## TASK INSTRUCTIONS
Every line that contains the word "Finding" should be copied out.

## Dataset items
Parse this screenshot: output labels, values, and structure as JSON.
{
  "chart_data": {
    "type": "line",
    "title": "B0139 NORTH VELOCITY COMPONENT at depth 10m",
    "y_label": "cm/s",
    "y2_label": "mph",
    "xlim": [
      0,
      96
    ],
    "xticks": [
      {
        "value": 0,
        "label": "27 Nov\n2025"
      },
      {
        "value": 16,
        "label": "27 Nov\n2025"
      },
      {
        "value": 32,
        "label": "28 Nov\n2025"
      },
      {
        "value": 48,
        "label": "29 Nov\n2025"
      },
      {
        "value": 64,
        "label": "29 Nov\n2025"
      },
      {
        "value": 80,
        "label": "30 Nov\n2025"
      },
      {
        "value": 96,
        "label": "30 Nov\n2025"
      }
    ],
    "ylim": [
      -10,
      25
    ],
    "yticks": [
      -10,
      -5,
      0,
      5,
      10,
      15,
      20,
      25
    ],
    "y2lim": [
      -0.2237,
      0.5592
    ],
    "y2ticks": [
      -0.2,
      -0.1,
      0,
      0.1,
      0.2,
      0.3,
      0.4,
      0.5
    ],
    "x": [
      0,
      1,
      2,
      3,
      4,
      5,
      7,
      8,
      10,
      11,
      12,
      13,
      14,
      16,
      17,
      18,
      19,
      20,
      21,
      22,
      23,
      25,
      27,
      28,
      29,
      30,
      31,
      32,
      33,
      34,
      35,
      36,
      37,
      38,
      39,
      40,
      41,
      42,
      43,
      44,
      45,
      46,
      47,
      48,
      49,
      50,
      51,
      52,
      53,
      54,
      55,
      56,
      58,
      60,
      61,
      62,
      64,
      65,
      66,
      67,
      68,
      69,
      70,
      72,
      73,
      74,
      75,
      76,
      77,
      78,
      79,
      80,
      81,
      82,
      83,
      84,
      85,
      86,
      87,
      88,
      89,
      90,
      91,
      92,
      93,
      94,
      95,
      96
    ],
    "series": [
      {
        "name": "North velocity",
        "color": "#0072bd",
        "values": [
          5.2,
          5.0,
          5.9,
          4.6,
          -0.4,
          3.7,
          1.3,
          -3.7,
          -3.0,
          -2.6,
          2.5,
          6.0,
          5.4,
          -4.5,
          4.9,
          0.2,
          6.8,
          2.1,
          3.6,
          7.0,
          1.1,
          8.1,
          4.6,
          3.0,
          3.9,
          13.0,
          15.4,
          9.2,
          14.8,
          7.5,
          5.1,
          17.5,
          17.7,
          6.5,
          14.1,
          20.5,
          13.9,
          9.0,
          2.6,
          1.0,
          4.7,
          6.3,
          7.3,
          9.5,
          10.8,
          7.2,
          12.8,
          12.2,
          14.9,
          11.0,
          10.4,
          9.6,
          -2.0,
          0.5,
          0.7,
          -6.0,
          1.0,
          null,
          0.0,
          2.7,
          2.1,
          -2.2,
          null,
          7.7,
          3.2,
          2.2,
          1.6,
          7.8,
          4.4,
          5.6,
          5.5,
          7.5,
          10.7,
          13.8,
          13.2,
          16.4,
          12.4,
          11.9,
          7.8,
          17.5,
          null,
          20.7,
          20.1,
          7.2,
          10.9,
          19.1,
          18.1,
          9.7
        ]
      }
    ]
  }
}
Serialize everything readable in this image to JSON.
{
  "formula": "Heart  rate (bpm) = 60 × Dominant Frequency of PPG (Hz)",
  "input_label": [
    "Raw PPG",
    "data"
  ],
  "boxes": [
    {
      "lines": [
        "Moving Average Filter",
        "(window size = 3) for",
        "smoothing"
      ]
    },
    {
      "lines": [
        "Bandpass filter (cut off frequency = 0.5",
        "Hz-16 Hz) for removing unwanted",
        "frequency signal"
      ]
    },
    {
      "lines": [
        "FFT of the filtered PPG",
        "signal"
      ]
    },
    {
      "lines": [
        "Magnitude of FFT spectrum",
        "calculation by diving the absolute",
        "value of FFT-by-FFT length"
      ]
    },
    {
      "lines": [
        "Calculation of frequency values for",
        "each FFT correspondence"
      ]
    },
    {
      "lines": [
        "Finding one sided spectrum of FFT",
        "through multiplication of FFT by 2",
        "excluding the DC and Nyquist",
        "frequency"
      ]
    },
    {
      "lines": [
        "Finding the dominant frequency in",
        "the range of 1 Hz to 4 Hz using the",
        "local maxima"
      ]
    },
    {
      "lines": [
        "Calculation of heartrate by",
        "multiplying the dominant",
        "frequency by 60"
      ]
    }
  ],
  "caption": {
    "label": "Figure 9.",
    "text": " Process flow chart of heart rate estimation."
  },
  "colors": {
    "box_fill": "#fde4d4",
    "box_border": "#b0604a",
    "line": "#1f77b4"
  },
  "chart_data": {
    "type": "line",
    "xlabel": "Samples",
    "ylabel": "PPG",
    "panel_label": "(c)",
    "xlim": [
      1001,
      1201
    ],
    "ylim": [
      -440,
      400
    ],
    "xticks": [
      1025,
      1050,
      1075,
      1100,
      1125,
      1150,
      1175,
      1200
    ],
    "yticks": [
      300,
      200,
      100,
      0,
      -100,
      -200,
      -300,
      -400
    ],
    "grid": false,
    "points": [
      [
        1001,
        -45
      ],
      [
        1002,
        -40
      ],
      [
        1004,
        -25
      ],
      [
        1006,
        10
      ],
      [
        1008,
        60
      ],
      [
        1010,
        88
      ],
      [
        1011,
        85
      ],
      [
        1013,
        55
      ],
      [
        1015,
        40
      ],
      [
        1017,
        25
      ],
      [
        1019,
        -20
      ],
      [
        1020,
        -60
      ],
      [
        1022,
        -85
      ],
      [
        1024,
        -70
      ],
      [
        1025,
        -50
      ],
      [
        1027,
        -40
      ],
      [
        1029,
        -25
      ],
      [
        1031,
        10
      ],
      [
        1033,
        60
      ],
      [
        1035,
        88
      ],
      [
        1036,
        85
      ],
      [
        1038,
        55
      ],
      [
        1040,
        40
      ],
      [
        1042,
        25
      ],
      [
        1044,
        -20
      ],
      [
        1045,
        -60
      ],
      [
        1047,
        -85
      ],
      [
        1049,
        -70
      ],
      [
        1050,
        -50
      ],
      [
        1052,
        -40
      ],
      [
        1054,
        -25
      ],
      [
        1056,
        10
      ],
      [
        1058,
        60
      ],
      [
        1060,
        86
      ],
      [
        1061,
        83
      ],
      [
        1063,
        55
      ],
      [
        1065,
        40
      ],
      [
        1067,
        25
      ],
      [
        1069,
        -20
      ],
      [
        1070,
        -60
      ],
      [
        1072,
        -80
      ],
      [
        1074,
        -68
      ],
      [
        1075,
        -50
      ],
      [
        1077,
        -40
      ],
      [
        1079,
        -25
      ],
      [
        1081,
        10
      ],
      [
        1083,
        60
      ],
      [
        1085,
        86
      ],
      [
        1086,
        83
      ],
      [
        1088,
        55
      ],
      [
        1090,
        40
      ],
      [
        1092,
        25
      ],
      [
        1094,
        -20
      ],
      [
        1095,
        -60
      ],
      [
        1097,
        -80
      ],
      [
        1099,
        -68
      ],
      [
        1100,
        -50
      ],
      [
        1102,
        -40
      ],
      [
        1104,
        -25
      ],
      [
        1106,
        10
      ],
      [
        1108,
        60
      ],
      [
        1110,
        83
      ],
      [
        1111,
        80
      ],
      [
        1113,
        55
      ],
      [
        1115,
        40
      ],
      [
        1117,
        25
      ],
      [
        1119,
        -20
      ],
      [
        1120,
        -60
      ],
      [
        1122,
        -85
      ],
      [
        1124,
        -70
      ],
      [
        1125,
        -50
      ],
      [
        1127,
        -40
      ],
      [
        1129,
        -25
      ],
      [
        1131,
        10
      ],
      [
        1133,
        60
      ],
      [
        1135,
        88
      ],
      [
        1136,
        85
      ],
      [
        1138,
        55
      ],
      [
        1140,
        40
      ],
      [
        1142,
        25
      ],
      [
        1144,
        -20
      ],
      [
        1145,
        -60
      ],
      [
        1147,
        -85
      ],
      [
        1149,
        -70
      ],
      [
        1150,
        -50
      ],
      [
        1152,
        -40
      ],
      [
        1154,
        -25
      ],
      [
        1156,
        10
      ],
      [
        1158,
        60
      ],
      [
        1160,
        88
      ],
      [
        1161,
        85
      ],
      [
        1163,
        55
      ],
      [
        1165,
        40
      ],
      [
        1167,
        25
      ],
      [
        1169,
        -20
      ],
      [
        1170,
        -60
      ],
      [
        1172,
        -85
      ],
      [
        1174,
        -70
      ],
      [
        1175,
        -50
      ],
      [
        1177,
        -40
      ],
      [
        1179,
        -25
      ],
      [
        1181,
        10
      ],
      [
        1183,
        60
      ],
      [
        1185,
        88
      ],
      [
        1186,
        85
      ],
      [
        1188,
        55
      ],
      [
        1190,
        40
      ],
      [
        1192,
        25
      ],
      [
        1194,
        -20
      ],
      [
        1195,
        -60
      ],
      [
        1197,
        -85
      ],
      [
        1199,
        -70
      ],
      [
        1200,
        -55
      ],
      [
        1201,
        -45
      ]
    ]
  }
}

## TASK RESULT
        "Finding one sided spectrum of FFT",
        "Finding the dominant frequency in",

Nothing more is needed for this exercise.